EXERCISE DIRECTIONS >>
Filter the material below down to the lines that contain the word "growing". Case counts, so match it with the same capitalization.

-- begin WORKING DATA --

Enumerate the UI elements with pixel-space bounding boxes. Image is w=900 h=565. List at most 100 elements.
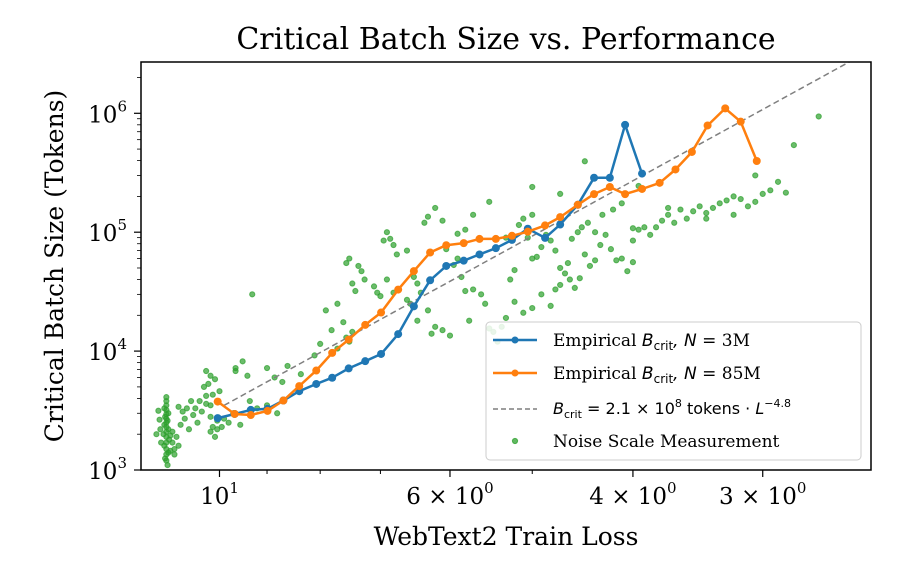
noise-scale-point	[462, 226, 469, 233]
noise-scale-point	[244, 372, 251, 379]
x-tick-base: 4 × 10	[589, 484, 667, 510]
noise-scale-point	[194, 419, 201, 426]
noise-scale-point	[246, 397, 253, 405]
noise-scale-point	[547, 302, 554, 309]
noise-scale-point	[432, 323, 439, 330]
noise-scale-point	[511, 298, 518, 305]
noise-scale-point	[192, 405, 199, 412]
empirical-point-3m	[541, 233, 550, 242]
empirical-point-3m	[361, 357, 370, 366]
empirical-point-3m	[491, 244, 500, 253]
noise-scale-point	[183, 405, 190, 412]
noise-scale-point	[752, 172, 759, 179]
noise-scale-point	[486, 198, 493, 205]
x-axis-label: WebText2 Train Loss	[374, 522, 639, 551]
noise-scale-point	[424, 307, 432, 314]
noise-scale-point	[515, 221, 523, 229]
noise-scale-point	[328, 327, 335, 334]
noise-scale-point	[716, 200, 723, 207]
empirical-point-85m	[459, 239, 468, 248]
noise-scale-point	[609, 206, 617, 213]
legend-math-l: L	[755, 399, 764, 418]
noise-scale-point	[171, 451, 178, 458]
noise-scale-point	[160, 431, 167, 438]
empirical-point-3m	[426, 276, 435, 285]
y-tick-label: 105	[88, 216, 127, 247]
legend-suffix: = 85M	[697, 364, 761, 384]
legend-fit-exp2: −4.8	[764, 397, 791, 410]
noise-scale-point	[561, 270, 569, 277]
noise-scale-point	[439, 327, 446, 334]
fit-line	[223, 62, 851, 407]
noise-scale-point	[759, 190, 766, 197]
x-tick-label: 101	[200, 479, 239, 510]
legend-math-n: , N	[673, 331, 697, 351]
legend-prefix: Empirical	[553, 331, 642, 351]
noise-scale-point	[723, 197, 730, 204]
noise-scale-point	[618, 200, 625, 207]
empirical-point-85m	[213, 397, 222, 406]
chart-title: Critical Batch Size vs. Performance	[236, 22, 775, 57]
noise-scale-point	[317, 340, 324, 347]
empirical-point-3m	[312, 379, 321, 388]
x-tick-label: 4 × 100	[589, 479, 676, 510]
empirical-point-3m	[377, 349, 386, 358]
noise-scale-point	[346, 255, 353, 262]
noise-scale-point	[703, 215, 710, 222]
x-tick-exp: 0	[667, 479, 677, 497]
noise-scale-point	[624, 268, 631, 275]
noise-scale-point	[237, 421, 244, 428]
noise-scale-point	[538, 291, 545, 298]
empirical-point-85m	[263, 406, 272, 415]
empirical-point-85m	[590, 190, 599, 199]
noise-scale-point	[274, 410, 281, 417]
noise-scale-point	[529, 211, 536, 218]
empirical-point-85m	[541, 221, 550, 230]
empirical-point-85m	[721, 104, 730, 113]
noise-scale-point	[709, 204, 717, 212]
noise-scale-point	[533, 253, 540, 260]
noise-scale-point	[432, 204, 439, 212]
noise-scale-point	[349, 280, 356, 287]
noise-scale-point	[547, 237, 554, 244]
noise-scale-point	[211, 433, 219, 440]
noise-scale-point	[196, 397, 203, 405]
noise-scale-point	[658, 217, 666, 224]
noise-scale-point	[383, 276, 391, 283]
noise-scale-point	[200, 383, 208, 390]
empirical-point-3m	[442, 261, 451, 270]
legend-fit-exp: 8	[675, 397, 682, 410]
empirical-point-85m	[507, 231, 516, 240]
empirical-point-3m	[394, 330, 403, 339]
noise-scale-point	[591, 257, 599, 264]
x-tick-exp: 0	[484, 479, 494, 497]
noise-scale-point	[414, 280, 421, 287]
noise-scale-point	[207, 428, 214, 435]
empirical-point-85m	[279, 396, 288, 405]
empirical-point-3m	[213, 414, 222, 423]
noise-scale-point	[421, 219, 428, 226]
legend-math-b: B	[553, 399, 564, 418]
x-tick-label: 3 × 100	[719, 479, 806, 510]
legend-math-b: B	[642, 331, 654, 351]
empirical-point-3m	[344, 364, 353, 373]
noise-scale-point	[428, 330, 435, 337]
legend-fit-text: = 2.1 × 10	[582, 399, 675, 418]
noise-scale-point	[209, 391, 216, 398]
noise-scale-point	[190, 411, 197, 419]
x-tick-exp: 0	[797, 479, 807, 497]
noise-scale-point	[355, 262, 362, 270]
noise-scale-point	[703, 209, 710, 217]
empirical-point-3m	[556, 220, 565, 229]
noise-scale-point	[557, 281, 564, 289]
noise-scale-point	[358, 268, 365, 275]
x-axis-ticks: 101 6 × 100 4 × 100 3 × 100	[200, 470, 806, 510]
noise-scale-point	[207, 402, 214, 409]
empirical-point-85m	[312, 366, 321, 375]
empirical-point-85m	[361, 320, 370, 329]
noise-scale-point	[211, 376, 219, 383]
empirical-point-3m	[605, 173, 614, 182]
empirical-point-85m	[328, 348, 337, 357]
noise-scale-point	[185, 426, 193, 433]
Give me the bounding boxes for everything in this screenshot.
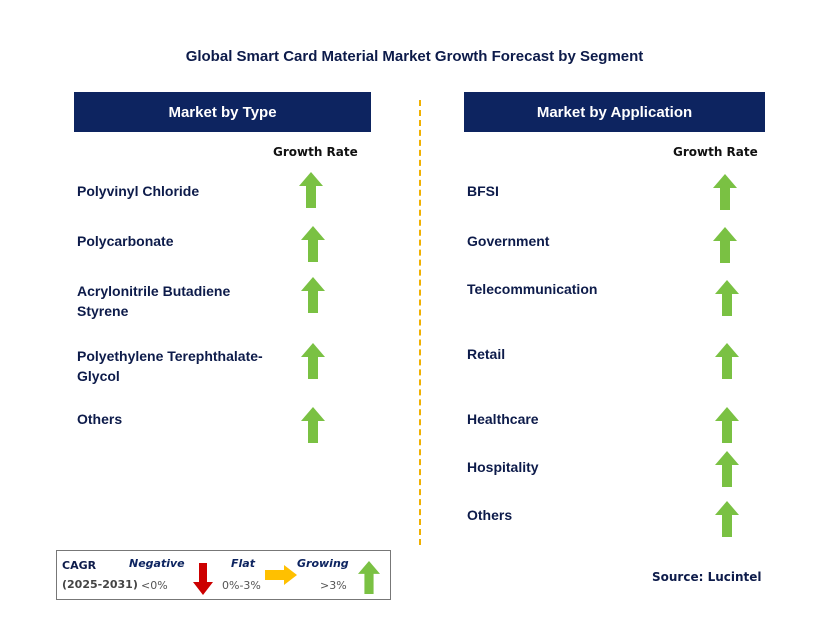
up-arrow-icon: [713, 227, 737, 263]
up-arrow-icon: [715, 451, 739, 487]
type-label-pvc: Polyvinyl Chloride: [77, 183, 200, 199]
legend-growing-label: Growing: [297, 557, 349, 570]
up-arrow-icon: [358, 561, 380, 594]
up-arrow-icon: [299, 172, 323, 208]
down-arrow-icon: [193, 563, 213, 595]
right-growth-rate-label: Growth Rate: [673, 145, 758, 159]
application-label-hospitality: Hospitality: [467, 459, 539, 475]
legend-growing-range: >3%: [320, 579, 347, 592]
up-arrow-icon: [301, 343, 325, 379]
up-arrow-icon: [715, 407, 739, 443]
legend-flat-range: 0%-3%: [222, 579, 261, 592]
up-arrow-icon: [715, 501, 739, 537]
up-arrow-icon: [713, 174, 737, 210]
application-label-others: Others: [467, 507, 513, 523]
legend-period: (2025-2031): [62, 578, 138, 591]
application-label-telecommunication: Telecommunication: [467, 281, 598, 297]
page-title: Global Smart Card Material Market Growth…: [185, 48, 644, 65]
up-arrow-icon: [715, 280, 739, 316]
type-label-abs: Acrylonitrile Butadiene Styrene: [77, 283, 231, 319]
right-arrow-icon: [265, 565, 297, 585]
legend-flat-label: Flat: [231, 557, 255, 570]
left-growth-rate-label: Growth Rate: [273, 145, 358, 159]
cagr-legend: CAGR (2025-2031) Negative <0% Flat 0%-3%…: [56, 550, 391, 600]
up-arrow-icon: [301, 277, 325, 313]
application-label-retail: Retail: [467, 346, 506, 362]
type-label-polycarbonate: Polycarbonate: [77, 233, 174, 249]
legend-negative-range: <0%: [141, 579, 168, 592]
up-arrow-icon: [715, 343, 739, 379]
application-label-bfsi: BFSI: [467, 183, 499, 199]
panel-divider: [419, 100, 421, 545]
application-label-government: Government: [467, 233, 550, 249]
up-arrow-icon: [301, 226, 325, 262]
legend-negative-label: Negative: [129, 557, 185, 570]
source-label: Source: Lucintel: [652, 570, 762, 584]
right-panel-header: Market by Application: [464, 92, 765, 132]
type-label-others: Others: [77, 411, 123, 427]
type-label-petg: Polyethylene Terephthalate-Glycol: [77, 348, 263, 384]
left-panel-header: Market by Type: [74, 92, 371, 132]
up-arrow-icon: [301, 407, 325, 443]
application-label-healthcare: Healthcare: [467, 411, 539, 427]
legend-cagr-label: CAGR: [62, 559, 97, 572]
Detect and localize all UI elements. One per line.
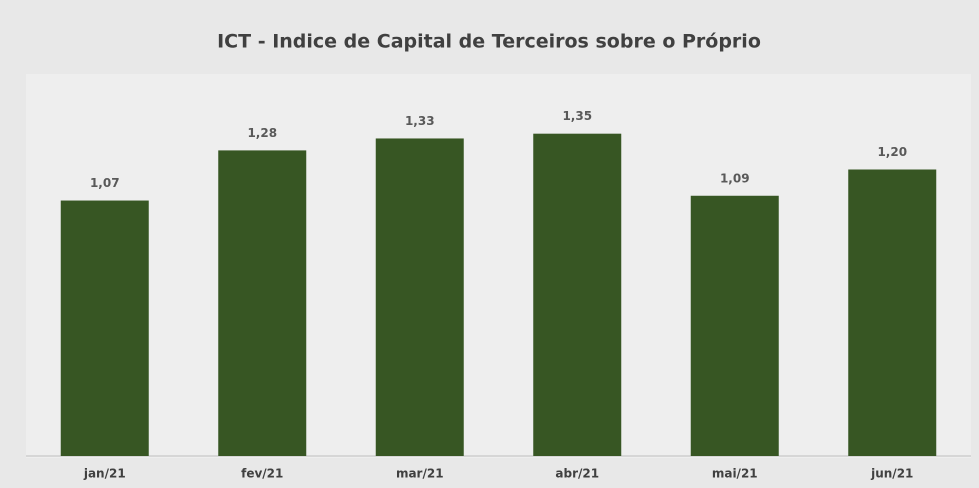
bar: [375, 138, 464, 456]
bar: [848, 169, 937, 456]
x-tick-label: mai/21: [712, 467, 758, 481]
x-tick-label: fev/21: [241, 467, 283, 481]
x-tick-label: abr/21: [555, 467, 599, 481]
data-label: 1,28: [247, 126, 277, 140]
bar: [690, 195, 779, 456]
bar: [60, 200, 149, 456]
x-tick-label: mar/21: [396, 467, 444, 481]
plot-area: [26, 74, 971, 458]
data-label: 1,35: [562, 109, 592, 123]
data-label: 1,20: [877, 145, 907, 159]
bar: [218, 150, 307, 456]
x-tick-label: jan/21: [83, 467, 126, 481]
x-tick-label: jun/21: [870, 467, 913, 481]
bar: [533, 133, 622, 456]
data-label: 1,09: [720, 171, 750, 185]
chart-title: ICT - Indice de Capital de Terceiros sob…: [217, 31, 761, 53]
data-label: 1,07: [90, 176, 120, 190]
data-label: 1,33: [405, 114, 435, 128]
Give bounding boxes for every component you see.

-- end WORKING DATA --

RESULT FOR THIS EXERCISE >>
legend-growing-label: Growing: [297, 557, 349, 570]
legend-growing-range: >3%: [320, 579, 347, 592]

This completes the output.